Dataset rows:
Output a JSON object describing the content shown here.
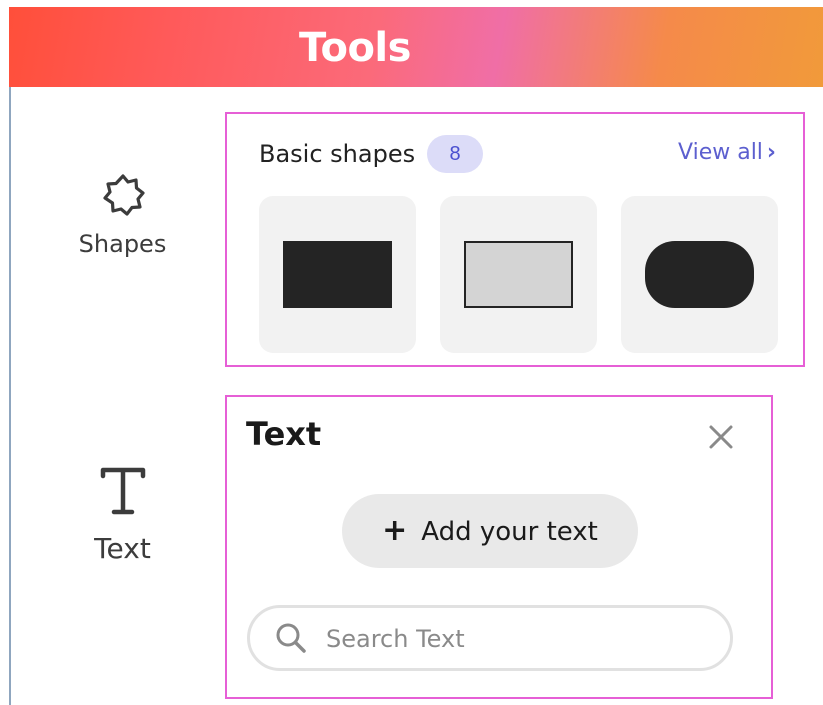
{
  "header": {
    "title": "Tools"
  },
  "rail": {
    "items": [
      {
        "label": "Shapes",
        "icon": "shapes-icon"
      },
      {
        "label": "Text",
        "icon": "text-icon"
      }
    ]
  },
  "shapes_panel": {
    "title": "Basic shapes",
    "count": "8",
    "view_all": "View all",
    "items": [
      {
        "shape": "filled-rectangle"
      },
      {
        "shape": "outlined-rectangle"
      },
      {
        "shape": "rounded-rectangle"
      }
    ]
  },
  "text_panel": {
    "title": "Text",
    "add_button_label": "Add your text",
    "search_placeholder": "Search Text"
  },
  "colors": {
    "accent": "#5c5fcf",
    "panel_border": "#e65fd6",
    "header_gradient_start": "#ff4f3a",
    "header_gradient_end": "#f19a3a"
  }
}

PROBLEM REQUIREMENTS: Collect, from the material above, every line containing the word "title".

EXERCISE RESULT:
    "title": "Tools"
    "title": "Basic shapes",
    "title": "Text",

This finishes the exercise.